_SUPPLIED INFORMATION_:
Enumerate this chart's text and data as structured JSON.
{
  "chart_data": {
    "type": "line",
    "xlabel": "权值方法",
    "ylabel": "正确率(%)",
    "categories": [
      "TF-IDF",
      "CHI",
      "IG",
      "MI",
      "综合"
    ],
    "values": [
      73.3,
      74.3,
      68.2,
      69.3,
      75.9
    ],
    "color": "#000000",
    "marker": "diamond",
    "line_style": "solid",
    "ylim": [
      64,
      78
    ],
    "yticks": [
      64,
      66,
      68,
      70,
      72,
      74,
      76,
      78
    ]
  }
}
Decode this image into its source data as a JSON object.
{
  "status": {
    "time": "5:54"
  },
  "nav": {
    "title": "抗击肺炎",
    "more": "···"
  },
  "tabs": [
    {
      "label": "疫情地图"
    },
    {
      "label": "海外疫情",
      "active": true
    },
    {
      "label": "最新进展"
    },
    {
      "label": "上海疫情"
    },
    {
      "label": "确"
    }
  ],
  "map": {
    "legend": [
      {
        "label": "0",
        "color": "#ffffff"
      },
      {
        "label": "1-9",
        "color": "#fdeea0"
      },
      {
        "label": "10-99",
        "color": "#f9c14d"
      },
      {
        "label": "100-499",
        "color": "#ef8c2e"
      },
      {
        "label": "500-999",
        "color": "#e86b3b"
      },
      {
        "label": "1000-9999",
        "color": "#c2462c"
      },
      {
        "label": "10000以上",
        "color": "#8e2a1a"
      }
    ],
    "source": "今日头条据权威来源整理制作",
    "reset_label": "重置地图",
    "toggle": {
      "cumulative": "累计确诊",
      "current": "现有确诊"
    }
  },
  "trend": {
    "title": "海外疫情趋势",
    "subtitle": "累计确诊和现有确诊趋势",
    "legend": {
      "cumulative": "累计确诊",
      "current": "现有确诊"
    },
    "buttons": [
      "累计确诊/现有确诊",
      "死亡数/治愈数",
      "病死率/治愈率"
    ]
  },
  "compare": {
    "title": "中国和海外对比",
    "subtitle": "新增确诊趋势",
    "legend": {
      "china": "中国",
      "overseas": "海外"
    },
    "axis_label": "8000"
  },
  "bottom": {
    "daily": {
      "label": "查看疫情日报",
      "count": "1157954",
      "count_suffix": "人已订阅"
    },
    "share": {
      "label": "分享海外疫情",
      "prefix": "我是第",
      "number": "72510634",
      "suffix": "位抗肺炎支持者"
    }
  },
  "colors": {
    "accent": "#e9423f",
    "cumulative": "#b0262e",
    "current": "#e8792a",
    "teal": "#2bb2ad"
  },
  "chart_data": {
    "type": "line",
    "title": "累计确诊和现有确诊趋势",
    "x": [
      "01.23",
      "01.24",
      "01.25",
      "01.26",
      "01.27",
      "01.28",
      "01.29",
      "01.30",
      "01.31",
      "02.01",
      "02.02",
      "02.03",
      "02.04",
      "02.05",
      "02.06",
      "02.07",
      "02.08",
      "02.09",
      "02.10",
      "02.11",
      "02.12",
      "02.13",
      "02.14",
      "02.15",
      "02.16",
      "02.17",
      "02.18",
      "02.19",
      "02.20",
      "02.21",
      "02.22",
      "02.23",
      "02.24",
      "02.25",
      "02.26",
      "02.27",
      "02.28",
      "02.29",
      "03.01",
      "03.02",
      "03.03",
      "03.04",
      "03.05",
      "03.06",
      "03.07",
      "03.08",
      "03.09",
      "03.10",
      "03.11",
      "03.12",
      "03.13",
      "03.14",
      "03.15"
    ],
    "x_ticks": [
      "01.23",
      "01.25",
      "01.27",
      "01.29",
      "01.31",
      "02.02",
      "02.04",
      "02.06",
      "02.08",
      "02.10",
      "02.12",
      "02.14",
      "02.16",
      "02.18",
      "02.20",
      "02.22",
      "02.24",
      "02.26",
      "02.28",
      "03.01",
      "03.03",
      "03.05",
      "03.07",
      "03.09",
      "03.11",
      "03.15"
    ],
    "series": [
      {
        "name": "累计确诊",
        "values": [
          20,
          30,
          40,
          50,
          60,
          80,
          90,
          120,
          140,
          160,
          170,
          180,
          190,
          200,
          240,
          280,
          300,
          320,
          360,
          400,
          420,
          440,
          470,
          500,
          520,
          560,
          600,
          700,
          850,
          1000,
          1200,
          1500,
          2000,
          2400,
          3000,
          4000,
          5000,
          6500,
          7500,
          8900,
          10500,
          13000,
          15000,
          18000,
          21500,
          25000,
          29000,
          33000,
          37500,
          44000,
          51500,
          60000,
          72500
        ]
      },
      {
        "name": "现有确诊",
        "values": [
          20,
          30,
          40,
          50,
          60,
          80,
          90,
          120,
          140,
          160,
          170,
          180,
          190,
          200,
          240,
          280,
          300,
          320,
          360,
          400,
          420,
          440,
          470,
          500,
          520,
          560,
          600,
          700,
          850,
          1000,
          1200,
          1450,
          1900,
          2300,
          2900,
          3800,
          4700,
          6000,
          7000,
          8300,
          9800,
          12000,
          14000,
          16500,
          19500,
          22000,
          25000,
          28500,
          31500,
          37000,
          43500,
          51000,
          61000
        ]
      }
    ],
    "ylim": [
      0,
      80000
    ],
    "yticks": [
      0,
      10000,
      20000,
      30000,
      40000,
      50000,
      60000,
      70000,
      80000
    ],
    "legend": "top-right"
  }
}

_STATED TASK_:
Reproduce each record exactly as it appears.

_SOLUTION_:
Enumerate this chart's text and data as structured JSON.
{
  "chart_data": {
    "type": "line",
    "xlabel": "权值方法",
    "ylabel": "正确率(%)",
    "categories": [
      "TF-IDF",
      "CHI",
      "IG",
      "MI",
      "综合"
    ],
    "values": [
      73.3,
      74.3,
      68.2,
      69.3,
      75.9
    ],
    "color": "#000000",
    "marker": "diamond",
    "line_style": "solid",
    "ylim": [
      64,
      78
    ],
    "yticks": [
      64,
      66,
      68,
      70,
      72,
      74,
      76,
      78
    ]
  }
}
Decode this image into its source data as a JSON object.
{
  "status": {
    "time": "5:54"
  },
  "nav": {
    "title": "抗击肺炎",
    "more": "···"
  },
  "tabs": [
    {
      "label": "疫情地图"
    },
    {
      "label": "海外疫情",
      "active": true
    },
    {
      "label": "最新进展"
    },
    {
      "label": "上海疫情"
    },
    {
      "label": "确"
    }
  ],
  "map": {
    "legend": [
      {
        "label": "0",
        "color": "#ffffff"
      },
      {
        "label": "1-9",
        "color": "#fdeea0"
      },
      {
        "label": "10-99",
        "color": "#f9c14d"
      },
      {
        "label": "100-499",
        "color": "#ef8c2e"
      },
      {
        "label": "500-999",
        "color": "#e86b3b"
      },
      {
        "label": "1000-9999",
        "color": "#c2462c"
      },
      {
        "label": "10000以上",
        "color": "#8e2a1a"
      }
    ],
    "source": "今日头条据权威来源整理制作",
    "reset_label": "重置地图",
    "toggle": {
      "cumulative": "累计确诊",
      "current": "现有确诊"
    }
  },
  "trend": {
    "title": "海外疫情趋势",
    "subtitle": "累计确诊和现有确诊趋势",
    "legend": {
      "cumulative": "累计确诊",
      "current": "现有确诊"
    },
    "buttons": [
      "累计确诊/现有确诊",
      "死亡数/治愈数",
      "病死率/治愈率"
    ]
  },
  "compare": {
    "title": "中国和海外对比",
    "subtitle": "新增确诊趋势",
    "legend": {
      "china": "中国",
      "overseas": "海外"
    },
    "axis_label": "8000"
  },
  "bottom": {
    "daily": {
      "label": "查看疫情日报",
      "count": "1157954",
      "count_suffix": "人已订阅"
    },
    "share": {
      "label": "分享海外疫情",
      "prefix": "我是第",
      "number": "72510634",
      "suffix": "位抗肺炎支持者"
    }
  },
  "colors": {
    "accent": "#e9423f",
    "cumulative": "#b0262e",
    "current": "#e8792a",
    "teal": "#2bb2ad"
  },
  "chart_data": {
    "type": "line",
    "title": "累计确诊和现有确诊趋势",
    "x": [
      "01.23",
      "01.24",
      "01.25",
      "01.26",
      "01.27",
      "01.28",
      "01.29",
      "01.30",
      "01.31",
      "02.01",
      "02.02",
      "02.03",
      "02.04",
      "02.05",
      "02.06",
      "02.07",
      "02.08",
      "02.09",
      "02.10",
      "02.11",
      "02.12",
      "02.13",
      "02.14",
      "02.15",
      "02.16",
      "02.17",
      "02.18",
      "02.19",
      "02.20",
      "02.21",
      "02.22",
      "02.23",
      "02.24",
      "02.25",
      "02.26",
      "02.27",
      "02.28",
      "02.29",
      "03.01",
      "03.02",
      "03.03",
      "03.04",
      "03.05",
      "03.06",
      "03.07",
      "03.08",
      "03.09",
      "03.10",
      "03.11",
      "03.12",
      "03.13",
      "03.14",
      "03.15"
    ],
    "x_ticks": [
      "01.23",
      "01.25",
      "01.27",
      "01.29",
      "01.31",
      "02.02",
      "02.04",
      "02.06",
      "02.08",
      "02.10",
      "02.12",
      "02.14",
      "02.16",
      "02.18",
      "02.20",
      "02.22",
      "02.24",
      "02.26",
      "02.28",
      "03.01",
      "03.03",
      "03.05",
      "03.07",
      "03.09",
      "03.11",
      "03.15"
    ],
    "series": [
      {
        "name": "累计确诊",
        "values": [
          20,
          30,
          40,
          50,
          60,
          80,
          90,
          120,
          140,
          160,
          170,
          180,
          190,
          200,
          240,
          280,
          300,
          320,
          360,
          400,
          420,
          440,
          470,
          500,
          520,
          560,
          600,
          700,
          850,
          1000,
          1200,
          1500,
          2000,
          2400,
          3000,
          4000,
          5000,
          6500,
          7500,
          8900,
          10500,
          13000,
          15000,
          18000,
          21500,
          25000,
          29000,
          33000,
          37500,
          44000,
          51500,
          60000,
          72500
        ]
      },
      {
        "name": "现有确诊",
        "values": [
          20,
          30,
          40,
          50,
          60,
          80,
          90,
          120,
          140,
          160,
          170,
          180,
          190,
          200,
          240,
          280,
          300,
          320,
          360,
          400,
          420,
          440,
          470,
          500,
          520,
          560,
          600,
          700,
          850,
          1000,
          1200,
          1450,
          1900,
          2300,
          2900,
          3800,
          4700,
          6000,
          7000,
          8300,
          9800,
          12000,
          14000,
          16500,
          19500,
          22000,
          25000,
          28500,
          31500,
          37000,
          43500,
          51000,
          61000
        ]
      }
    ],
    "ylim": [
      0,
      80000
    ],
    "yticks": [
      0,
      10000,
      20000,
      30000,
      40000,
      50000,
      60000,
      70000,
      80000
    ],
    "legend": "top-right"
  }
}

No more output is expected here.